** begin Records **

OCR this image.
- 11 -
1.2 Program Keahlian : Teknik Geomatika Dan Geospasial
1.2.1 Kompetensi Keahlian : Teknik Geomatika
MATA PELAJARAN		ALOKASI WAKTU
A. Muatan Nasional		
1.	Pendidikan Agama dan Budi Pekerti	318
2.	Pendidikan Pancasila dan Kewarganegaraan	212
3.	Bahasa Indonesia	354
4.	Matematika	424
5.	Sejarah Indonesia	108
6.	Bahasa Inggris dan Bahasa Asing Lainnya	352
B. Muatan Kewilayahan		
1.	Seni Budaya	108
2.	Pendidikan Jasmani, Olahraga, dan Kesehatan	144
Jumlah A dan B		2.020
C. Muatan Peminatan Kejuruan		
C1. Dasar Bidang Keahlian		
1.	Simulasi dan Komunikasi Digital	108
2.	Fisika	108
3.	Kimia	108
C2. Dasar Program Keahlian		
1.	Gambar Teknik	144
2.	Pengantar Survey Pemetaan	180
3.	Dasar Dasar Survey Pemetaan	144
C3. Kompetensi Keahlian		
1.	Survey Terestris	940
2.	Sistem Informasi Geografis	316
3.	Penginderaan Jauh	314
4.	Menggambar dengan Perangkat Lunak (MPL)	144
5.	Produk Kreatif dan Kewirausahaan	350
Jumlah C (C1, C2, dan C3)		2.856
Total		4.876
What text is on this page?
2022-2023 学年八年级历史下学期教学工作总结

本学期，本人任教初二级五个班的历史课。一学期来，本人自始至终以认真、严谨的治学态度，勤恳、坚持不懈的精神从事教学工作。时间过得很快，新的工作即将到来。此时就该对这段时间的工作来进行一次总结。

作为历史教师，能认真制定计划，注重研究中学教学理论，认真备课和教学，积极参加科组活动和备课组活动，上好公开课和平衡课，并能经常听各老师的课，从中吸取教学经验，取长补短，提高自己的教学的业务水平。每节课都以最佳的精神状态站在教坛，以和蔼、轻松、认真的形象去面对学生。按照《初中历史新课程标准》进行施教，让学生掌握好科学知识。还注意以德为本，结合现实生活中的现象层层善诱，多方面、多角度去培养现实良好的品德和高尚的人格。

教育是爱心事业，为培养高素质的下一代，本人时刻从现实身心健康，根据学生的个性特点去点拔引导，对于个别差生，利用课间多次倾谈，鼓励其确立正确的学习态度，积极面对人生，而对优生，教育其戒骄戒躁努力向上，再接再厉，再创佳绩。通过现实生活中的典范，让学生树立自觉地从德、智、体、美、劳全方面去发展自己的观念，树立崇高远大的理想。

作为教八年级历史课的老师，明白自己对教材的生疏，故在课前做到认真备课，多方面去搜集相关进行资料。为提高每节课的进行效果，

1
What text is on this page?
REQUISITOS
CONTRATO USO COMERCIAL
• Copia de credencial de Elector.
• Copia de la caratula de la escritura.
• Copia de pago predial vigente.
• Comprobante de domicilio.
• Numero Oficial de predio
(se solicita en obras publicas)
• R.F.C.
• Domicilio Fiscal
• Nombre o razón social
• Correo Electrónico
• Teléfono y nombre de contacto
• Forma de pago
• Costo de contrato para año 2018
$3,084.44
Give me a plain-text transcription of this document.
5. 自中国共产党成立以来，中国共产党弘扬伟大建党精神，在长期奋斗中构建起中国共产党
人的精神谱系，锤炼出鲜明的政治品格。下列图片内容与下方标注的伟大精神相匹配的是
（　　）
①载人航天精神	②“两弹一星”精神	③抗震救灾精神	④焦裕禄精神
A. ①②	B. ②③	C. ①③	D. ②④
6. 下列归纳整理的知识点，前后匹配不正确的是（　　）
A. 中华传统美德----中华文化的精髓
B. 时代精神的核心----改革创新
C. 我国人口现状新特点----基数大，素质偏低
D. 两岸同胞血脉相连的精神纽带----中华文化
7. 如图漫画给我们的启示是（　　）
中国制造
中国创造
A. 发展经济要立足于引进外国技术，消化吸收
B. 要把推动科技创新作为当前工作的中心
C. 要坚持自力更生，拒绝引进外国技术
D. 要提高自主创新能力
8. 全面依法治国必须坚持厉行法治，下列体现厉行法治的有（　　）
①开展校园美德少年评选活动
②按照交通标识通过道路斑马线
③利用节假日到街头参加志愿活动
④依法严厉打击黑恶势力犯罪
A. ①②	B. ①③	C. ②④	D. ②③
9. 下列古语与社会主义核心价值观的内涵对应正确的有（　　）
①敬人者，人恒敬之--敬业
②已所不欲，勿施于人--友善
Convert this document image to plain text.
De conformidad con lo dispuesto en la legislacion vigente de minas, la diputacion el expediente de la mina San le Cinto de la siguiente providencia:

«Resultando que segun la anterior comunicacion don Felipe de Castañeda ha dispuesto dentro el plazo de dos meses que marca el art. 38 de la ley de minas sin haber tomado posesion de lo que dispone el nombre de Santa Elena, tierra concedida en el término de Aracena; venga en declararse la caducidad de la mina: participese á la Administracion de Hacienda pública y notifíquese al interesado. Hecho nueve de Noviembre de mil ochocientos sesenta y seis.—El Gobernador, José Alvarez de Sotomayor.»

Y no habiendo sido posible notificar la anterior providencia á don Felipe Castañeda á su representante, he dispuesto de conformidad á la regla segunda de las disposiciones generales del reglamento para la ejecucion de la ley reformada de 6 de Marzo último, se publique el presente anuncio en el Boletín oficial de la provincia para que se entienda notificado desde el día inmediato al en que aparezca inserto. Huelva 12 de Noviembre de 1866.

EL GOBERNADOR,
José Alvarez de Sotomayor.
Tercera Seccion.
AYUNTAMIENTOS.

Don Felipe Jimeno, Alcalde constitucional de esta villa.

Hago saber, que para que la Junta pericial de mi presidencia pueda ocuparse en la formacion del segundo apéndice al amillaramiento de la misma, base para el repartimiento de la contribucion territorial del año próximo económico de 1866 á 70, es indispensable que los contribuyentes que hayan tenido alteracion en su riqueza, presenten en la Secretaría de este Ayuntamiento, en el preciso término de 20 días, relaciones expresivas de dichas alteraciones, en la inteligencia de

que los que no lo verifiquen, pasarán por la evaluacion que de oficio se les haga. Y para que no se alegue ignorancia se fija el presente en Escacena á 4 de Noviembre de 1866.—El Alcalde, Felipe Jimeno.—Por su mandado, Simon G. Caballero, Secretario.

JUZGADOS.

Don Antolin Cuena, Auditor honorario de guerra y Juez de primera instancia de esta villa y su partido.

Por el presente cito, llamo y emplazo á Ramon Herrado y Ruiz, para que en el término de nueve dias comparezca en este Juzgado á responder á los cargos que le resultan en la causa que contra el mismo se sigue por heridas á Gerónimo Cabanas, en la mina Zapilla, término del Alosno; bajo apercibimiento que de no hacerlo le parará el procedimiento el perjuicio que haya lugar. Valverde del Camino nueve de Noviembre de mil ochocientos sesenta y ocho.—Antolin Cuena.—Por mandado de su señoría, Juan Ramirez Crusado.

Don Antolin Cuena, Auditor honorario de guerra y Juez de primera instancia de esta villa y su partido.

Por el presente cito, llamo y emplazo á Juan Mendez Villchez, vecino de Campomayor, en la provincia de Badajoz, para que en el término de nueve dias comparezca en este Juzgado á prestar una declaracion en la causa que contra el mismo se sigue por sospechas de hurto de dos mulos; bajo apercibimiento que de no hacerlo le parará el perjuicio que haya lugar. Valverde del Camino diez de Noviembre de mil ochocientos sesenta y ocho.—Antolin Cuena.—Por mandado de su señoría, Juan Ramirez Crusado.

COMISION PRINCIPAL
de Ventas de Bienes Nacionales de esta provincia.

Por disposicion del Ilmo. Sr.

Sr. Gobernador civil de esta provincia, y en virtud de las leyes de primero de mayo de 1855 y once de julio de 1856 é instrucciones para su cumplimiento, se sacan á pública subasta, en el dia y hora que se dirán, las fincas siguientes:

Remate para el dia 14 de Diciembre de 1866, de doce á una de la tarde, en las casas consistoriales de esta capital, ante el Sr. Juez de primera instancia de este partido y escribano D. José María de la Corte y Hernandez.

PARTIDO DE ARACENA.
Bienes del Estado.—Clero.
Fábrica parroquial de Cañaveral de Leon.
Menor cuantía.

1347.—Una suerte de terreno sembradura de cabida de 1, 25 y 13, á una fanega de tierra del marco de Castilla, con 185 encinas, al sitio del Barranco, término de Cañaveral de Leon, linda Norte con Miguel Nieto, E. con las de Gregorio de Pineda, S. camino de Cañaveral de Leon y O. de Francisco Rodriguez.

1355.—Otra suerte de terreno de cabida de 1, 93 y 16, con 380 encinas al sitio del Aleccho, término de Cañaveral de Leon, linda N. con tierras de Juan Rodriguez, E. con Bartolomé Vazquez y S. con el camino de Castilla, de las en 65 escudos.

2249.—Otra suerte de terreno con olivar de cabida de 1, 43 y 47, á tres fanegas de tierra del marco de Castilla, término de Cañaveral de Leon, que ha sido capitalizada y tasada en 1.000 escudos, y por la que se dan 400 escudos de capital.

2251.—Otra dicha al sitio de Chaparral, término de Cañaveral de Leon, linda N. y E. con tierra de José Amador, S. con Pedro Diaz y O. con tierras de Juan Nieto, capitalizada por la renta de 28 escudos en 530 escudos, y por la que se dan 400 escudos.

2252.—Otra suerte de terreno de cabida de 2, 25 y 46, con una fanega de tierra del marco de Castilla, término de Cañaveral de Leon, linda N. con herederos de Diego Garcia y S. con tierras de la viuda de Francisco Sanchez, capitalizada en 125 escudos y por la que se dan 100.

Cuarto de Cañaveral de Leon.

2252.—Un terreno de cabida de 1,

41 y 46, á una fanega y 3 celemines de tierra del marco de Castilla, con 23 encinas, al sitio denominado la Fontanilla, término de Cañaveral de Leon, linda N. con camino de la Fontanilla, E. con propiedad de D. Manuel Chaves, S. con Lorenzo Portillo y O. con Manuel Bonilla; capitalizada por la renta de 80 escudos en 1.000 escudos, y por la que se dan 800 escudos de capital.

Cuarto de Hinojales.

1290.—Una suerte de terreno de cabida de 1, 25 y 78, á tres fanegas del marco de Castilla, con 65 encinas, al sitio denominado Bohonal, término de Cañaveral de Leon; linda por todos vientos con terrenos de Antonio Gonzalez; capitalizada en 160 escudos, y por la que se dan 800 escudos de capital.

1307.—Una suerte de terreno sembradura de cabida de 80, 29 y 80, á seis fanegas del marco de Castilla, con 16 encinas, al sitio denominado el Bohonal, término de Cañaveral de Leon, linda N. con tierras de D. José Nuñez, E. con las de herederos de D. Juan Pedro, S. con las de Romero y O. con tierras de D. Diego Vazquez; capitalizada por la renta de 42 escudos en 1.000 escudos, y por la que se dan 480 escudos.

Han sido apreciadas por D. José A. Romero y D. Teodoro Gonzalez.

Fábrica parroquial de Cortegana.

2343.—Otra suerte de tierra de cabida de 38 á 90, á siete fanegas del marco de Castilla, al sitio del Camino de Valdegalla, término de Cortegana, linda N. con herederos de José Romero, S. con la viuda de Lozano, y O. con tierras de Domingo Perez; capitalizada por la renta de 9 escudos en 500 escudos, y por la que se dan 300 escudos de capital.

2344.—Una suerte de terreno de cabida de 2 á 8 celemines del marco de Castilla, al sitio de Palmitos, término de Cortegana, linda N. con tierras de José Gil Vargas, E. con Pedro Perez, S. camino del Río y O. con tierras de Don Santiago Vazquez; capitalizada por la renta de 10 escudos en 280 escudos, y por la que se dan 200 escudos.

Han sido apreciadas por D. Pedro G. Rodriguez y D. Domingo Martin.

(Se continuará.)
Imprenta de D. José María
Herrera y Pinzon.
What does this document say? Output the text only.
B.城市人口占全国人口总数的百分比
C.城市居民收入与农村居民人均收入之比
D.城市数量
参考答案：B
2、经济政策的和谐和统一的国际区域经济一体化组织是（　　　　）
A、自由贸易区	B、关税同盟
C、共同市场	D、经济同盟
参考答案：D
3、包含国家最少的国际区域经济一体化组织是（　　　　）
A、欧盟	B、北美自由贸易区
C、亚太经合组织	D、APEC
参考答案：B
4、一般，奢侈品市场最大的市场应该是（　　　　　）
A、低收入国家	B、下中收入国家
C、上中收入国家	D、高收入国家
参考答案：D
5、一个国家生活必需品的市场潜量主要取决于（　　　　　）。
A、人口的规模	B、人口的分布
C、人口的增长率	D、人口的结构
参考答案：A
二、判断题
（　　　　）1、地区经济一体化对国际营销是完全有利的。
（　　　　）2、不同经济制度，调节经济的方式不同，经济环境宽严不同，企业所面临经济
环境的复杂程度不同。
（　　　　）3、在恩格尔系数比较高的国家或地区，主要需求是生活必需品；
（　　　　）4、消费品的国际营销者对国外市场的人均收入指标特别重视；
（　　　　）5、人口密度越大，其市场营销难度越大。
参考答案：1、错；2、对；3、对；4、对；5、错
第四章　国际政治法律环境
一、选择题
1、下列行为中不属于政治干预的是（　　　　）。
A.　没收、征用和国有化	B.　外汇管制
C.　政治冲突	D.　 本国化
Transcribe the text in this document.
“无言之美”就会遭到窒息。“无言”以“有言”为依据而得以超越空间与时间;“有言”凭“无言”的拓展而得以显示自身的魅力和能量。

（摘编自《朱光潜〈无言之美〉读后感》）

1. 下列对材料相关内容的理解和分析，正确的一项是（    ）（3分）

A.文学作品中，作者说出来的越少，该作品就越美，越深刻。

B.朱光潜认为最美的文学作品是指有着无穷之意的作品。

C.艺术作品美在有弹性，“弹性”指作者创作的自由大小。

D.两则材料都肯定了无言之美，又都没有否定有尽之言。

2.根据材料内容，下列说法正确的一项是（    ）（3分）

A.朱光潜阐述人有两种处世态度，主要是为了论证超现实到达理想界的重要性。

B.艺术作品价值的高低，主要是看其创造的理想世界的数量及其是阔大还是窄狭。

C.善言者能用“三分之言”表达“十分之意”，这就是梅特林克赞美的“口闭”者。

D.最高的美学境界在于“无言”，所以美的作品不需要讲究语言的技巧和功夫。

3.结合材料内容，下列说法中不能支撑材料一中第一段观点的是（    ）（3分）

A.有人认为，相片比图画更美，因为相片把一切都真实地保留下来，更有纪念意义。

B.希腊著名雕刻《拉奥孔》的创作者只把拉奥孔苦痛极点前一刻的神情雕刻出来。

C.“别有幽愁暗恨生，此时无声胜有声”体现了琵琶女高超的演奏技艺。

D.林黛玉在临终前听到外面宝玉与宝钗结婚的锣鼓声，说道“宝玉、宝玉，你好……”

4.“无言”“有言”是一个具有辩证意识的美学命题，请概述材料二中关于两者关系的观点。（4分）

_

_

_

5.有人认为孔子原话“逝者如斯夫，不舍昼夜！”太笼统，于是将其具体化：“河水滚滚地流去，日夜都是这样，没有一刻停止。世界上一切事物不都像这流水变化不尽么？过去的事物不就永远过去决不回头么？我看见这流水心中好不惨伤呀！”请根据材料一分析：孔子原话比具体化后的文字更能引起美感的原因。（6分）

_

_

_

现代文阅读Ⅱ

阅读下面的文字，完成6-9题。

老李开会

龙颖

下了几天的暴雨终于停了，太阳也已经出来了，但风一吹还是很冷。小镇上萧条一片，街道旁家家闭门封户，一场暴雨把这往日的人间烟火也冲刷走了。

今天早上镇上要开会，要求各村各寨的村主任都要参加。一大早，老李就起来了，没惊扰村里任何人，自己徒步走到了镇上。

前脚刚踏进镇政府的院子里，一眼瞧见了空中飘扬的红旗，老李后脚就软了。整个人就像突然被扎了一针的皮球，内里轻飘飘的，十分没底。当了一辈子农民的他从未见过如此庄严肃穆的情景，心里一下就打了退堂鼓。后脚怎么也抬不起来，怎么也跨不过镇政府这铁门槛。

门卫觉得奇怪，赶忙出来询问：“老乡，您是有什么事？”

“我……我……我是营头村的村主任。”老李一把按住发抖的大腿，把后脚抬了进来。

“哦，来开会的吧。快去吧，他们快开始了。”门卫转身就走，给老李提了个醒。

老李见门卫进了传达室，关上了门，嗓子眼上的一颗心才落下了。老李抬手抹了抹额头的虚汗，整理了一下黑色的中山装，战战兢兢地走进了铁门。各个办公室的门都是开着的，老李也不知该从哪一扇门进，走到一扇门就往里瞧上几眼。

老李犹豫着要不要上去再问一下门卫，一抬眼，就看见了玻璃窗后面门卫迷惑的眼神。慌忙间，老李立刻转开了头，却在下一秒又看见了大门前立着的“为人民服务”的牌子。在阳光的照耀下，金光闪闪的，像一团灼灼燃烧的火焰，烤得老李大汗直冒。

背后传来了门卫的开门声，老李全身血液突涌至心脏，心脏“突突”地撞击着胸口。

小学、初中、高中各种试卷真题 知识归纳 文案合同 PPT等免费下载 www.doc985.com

** end Records **

> _What is asked_: Within the listing above, copy each line that has the string "Muatan".

> _Solved problem_:
A. Muatan Nasional		
B. Muatan Kewilayahan		
C. Muatan Peminatan Kejuruan		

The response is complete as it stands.